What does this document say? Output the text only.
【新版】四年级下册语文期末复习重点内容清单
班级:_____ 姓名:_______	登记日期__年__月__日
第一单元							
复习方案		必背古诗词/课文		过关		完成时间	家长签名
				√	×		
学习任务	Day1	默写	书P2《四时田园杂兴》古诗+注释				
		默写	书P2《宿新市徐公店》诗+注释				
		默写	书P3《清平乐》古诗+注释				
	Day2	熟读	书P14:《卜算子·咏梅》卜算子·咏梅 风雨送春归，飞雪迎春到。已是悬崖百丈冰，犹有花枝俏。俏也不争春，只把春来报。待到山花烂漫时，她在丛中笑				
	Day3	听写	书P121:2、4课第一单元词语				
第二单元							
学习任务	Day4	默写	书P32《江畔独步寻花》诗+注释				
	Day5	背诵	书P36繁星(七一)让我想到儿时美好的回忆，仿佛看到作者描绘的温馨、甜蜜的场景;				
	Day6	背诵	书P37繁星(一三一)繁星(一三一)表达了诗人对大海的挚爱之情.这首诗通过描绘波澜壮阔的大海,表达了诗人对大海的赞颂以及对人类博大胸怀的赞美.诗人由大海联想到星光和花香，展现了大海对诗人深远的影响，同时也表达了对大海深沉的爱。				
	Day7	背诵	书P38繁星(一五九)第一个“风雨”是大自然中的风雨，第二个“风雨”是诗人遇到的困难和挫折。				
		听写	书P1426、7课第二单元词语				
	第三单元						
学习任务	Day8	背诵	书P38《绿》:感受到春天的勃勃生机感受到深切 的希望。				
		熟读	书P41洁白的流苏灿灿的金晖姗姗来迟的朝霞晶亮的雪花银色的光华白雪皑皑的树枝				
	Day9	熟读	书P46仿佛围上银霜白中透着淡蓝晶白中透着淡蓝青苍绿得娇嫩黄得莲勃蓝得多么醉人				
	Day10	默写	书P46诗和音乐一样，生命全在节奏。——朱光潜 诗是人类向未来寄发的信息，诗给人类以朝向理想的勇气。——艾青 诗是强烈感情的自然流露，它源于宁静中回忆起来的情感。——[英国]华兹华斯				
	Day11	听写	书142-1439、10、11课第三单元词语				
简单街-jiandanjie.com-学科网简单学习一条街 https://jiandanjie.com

...

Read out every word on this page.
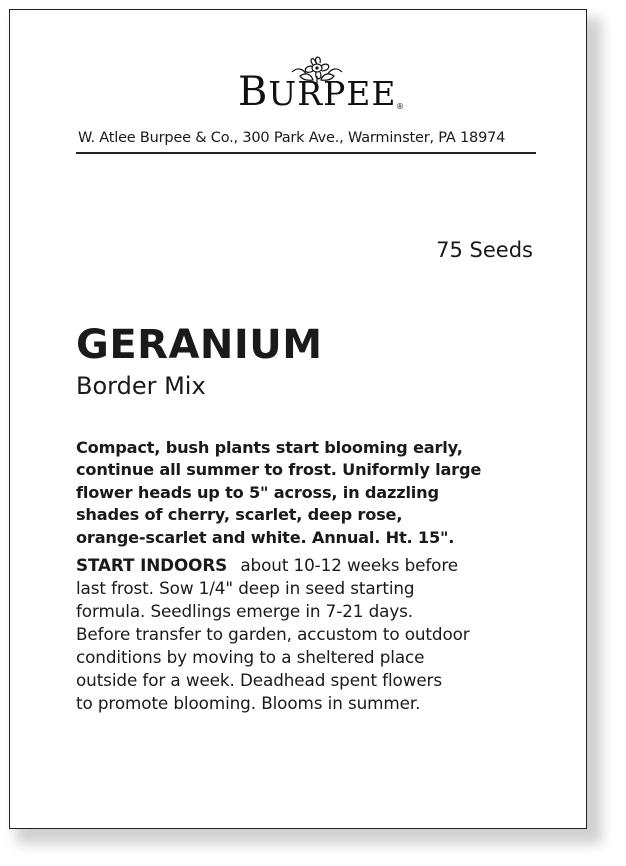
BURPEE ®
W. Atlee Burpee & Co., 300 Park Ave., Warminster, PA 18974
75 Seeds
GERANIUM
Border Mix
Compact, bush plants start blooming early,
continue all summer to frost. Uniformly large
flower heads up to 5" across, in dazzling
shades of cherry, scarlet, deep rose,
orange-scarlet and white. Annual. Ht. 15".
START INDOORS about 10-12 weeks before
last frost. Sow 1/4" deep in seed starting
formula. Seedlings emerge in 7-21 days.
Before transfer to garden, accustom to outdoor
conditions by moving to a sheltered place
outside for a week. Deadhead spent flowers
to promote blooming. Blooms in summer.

> _Do this_
Isolate each line of the listing above that includes "summer". Copy it.

> _Output_
continue all summer to frost. Uniformly large
to promote blooming. Blooms in summer.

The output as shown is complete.